_Exercises_:
1. In the abstract on Afghan migration to New Delhi, whose experience of migration does the paper trace?
2. Please carry on the abstract on Afghan migration to New Delhi from where it ends.

Who is an Afghan Refugee?: Three stories of Migration to New Delhi  
Sahil Warsi

Paper short abstract:

I trace three Afghan men’s experience of migration to New Delhi, asking how they develop their identity as migrants. The findings indicate complexity not only in reasons for migration but also in notions of belonging, which challenge state-level conceptions of Afghan refugee identity.

Paper long abstract:

Growing interest in migration studies in recent decades demonstrates how current social, economic, and political challenges resulting from human mobility dominate academic and policy concerns. These are reflected in US immigration debates on amnesty rights, UK hesitancy over migrants' rights to healthcare, and EU efforts to distill a common asylum system. Anthropological enquiry has been essential in informing these debates, and recent anthropological studies have highlighted the way immigration regimes create migrants as subjects based on ideas of group membership and national belonging. This paper focuses specifically on the category of the 'Afghan refugee', asking to what extent this label corresponds to actual experience of being and belonging to this group.

_Material_:
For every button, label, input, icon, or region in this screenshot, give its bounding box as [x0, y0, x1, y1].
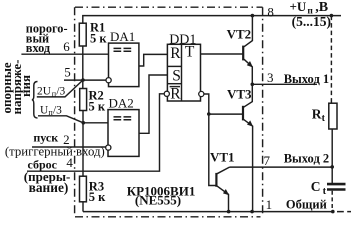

_The answers_:
1. Three Afghan men's.

2.
In this paper I analyze three Afghan men's stories of migration to New Delhi, their life as migrants in the city, and the process of attaining refugee status in India. I draw on personal interviews and observations of how these men live in the city as three specific examples of different ways migrants create a place for themselves using memory, sensation, and desire. In this way, I complicate the flattened, static definition of 'Afghan refugee' and demonstrate the complexity of these men's emergent and shifting identities as migrants. By moving beyond merely analyzing of the gap between the bureaucratic creation of these migrants as subjects and their own personal perceptions of subjectivity, this paper affords critical insight into the migrant experience and poses further questions for development of migration policy.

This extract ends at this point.